◆ **Work to do**
Search the records that follow and extract every line containing the string "name".

◆ **Material provided**
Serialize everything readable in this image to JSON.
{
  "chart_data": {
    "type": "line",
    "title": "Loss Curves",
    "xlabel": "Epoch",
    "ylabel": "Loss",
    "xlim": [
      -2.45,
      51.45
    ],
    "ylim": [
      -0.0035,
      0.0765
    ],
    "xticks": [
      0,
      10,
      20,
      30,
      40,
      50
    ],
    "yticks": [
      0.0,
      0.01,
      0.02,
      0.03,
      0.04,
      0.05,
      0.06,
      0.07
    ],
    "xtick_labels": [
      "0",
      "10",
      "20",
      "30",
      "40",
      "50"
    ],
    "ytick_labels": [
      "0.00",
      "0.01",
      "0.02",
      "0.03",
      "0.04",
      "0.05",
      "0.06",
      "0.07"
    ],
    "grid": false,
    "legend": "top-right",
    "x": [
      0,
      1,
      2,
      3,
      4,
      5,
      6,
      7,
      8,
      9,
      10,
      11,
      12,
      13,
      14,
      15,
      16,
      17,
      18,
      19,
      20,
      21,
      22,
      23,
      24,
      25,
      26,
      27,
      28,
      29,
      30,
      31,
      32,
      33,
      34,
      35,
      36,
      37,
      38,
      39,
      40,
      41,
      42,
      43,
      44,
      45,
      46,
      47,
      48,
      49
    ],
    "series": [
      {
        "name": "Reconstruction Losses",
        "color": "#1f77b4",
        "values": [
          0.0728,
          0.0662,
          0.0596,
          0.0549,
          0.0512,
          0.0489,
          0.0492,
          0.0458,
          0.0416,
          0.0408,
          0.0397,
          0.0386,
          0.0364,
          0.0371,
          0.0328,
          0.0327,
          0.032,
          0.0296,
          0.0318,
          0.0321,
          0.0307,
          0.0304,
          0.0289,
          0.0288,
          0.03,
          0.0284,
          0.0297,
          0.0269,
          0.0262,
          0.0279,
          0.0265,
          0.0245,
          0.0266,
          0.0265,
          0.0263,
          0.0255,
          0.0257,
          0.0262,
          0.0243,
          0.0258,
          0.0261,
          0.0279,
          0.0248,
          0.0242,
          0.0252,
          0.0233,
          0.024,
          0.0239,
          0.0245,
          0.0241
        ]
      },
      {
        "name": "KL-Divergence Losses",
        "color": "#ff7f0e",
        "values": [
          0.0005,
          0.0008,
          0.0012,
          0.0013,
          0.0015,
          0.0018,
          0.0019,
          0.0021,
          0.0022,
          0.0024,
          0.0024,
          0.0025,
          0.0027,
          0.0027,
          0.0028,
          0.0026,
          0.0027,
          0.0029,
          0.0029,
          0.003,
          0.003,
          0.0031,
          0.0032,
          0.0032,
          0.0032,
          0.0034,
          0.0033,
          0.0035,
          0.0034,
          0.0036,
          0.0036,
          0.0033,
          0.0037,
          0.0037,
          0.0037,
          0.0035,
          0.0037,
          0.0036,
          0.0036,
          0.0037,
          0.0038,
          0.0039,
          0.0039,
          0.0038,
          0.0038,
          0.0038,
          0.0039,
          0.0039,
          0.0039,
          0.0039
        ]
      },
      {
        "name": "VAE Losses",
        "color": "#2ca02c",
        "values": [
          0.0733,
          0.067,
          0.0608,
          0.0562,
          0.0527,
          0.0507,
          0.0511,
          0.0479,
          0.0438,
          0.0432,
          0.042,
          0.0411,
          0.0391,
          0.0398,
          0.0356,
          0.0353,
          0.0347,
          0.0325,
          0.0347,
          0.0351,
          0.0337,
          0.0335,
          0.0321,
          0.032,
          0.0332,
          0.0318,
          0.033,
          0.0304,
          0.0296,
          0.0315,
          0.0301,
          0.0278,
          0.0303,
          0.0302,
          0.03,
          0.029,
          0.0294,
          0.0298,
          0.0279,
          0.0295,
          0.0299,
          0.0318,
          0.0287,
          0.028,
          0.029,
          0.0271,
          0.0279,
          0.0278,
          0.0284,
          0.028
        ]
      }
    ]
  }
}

◆ **Solution to this problem**
        "name": "Reconstruction Losses",
        "name": "KL-Divergence Losses",
        "name": "VAE Losses",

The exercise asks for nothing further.